======== EXTRACTED ENTRIES

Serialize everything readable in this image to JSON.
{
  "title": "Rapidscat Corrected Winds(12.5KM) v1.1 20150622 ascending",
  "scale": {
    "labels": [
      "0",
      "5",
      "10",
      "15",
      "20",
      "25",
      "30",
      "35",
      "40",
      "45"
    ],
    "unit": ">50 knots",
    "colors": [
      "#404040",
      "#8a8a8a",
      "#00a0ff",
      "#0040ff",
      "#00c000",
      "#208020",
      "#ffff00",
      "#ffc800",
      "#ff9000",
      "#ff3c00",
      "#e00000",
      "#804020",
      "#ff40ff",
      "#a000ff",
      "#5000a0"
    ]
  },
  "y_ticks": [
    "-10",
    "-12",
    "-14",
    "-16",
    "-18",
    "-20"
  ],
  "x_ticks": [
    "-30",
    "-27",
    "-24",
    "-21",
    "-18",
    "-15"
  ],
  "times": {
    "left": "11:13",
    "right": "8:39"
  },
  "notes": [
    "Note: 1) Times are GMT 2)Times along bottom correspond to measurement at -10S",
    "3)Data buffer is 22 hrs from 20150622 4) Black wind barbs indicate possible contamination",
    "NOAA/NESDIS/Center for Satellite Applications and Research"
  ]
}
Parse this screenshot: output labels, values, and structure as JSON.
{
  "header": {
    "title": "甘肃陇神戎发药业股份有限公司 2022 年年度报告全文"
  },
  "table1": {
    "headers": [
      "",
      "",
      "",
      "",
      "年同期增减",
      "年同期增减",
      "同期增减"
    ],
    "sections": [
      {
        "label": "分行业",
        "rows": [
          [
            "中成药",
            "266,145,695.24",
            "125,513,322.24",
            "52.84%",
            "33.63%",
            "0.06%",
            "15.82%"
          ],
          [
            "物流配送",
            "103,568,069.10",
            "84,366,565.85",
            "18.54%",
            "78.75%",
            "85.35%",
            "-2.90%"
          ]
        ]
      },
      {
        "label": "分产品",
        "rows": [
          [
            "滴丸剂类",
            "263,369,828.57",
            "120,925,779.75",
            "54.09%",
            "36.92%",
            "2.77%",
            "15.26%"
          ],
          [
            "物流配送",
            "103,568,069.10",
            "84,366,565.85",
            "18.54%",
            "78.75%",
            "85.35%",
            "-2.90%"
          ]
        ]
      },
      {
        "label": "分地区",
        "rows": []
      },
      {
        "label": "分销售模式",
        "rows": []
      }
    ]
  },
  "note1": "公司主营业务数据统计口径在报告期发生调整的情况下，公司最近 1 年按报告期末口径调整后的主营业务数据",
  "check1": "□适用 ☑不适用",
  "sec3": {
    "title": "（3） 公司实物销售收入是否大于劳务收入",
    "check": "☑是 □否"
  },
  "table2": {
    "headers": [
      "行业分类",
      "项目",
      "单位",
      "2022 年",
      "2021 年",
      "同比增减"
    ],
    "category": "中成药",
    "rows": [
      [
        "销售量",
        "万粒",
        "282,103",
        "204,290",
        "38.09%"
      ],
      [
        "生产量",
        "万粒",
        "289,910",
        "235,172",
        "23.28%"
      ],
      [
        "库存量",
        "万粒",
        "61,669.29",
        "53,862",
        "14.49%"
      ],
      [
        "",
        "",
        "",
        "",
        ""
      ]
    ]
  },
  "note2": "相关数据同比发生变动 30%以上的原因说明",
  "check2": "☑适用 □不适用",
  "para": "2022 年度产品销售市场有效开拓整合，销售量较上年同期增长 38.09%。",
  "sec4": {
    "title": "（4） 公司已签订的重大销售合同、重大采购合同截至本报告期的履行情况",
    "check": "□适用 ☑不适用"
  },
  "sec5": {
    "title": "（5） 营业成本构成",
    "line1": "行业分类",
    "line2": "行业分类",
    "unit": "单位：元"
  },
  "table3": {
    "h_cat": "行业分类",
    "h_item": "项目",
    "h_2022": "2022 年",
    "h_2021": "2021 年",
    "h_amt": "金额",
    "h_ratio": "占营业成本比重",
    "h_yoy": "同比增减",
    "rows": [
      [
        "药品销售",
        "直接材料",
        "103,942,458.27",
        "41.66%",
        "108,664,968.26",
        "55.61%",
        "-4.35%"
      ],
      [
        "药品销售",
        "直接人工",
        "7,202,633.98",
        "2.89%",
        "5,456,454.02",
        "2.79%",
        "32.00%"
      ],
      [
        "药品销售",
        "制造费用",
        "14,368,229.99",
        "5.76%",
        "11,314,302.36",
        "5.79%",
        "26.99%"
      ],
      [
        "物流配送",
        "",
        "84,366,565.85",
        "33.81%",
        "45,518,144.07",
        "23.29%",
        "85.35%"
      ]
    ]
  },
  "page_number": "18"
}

================

**WHAT IS NEEDED**
Return all of the entries exactly as written.

**EXERCISE SOLUTION**
Serialize everything readable in this image to JSON.
{
  "title": "Rapidscat Corrected Winds(12.5KM) v1.1 20150622 ascending",
  "scale": {
    "labels": [
      "0",
      "5",
      "10",
      "15",
      "20",
      "25",
      "30",
      "35",
      "40",
      "45"
    ],
    "unit": ">50 knots",
    "colors": [
      "#404040",
      "#8a8a8a",
      "#00a0ff",
      "#0040ff",
      "#00c000",
      "#208020",
      "#ffff00",
      "#ffc800",
      "#ff9000",
      "#ff3c00",
      "#e00000",
      "#804020",
      "#ff40ff",
      "#a000ff",
      "#5000a0"
    ]
  },
  "y_ticks": [
    "-10",
    "-12",
    "-14",
    "-16",
    "-18",
    "-20"
  ],
  "x_ticks": [
    "-30",
    "-27",
    "-24",
    "-21",
    "-18",
    "-15"
  ],
  "times": {
    "left": "11:13",
    "right": "8:39"
  },
  "notes": [
    "Note: 1) Times are GMT 2)Times along bottom correspond to measurement at -10S",
    "3)Data buffer is 22 hrs from 20150622 4) Black wind barbs indicate possible contamination",
    "NOAA/NESDIS/Center for Satellite Applications and Research"
  ]
}
Parse this screenshot: output labels, values, and structure as JSON.
{
  "header": {
    "title": "甘肃陇神戎发药业股份有限公司 2022 年年度报告全文"
  },
  "table1": {
    "headers": [
      "",
      "",
      "",
      "",
      "年同期增减",
      "年同期增减",
      "同期增减"
    ],
    "sections": [
      {
        "label": "分行业",
        "rows": [
          [
            "中成药",
            "266,145,695.24",
            "125,513,322.24",
            "52.84%",
            "33.63%",
            "0.06%",
            "15.82%"
          ],
          [
            "物流配送",
            "103,568,069.10",
            "84,366,565.85",
            "18.54%",
            "78.75%",
            "85.35%",
            "-2.90%"
          ]
        ]
      },
      {
        "label": "分产品",
        "rows": [
          [
            "滴丸剂类",
            "263,369,828.57",
            "120,925,779.75",
            "54.09%",
            "36.92%",
            "2.77%",
            "15.26%"
          ],
          [
            "物流配送",
            "103,568,069.10",
            "84,366,565.85",
            "18.54%",
            "78.75%",
            "85.35%",
            "-2.90%"
          ]
        ]
      },
      {
        "label": "分地区",
        "rows": []
      },
      {
        "label": "分销售模式",
        "rows": []
      }
    ]
  },
  "note1": "公司主营业务数据统计口径在报告期发生调整的情况下，公司最近 1 年按报告期末口径调整后的主营业务数据",
  "check1": "□适用 ☑不适用",
  "sec3": {
    "title": "（3） 公司实物销售收入是否大于劳务收入",
    "check": "☑是 □否"
  },
  "table2": {
    "headers": [
      "行业分类",
      "项目",
      "单位",
      "2022 年",
      "2021 年",
      "同比增减"
    ],
    "category": "中成药",
    "rows": [
      [
        "销售量",
        "万粒",
        "282,103",
        "204,290",
        "38.09%"
      ],
      [
        "生产量",
        "万粒",
        "289,910",
        "235,172",
        "23.28%"
      ],
      [
        "库存量",
        "万粒",
        "61,669.29",
        "53,862",
        "14.49%"
      ],
      [
        "",
        "",
        "",
        "",
        ""
      ]
    ]
  },
  "note2": "相关数据同比发生变动 30%以上的原因说明",
  "check2": "☑适用 □不适用",
  "para": "2022 年度产品销售市场有效开拓整合，销售量较上年同期增长 38.09%。",
  "sec4": {
    "title": "（4） 公司已签订的重大销售合同、重大采购合同截至本报告期的履行情况",
    "check": "□适用 ☑不适用"
  },
  "sec5": {
    "title": "（5） 营业成本构成",
    "line1": "行业分类",
    "line2": "行业分类",
    "unit": "单位：元"
  },
  "table3": {
    "h_cat": "行业分类",
    "h_item": "项目",
    "h_2022": "2022 年",
    "h_2021": "2021 年",
    "h_amt": "金额",
    "h_ratio": "占营业成本比重",
    "h_yoy": "同比增减",
    "rows": [
      [
        "药品销售",
        "直接材料",
        "103,942,458.27",
        "41.66%",
        "108,664,968.26",
        "55.61%",
        "-4.35%"
      ],
      [
        "药品销售",
        "直接人工",
        "7,202,633.98",
        "2.89%",
        "5,456,454.02",
        "2.79%",
        "32.00%"
      ],
      [
        "药品销售",
        "制造费用",
        "14,368,229.99",
        "5.76%",
        "11,314,302.36",
        "5.79%",
        "26.99%"
      ],
      [
        "物流配送",
        "",
        "84,366,565.85",
        "33.81%",
        "45,518,144.07",
        "23.29%",
        "85.35%"
      ]
    ]
  },
  "page_number": "18"
}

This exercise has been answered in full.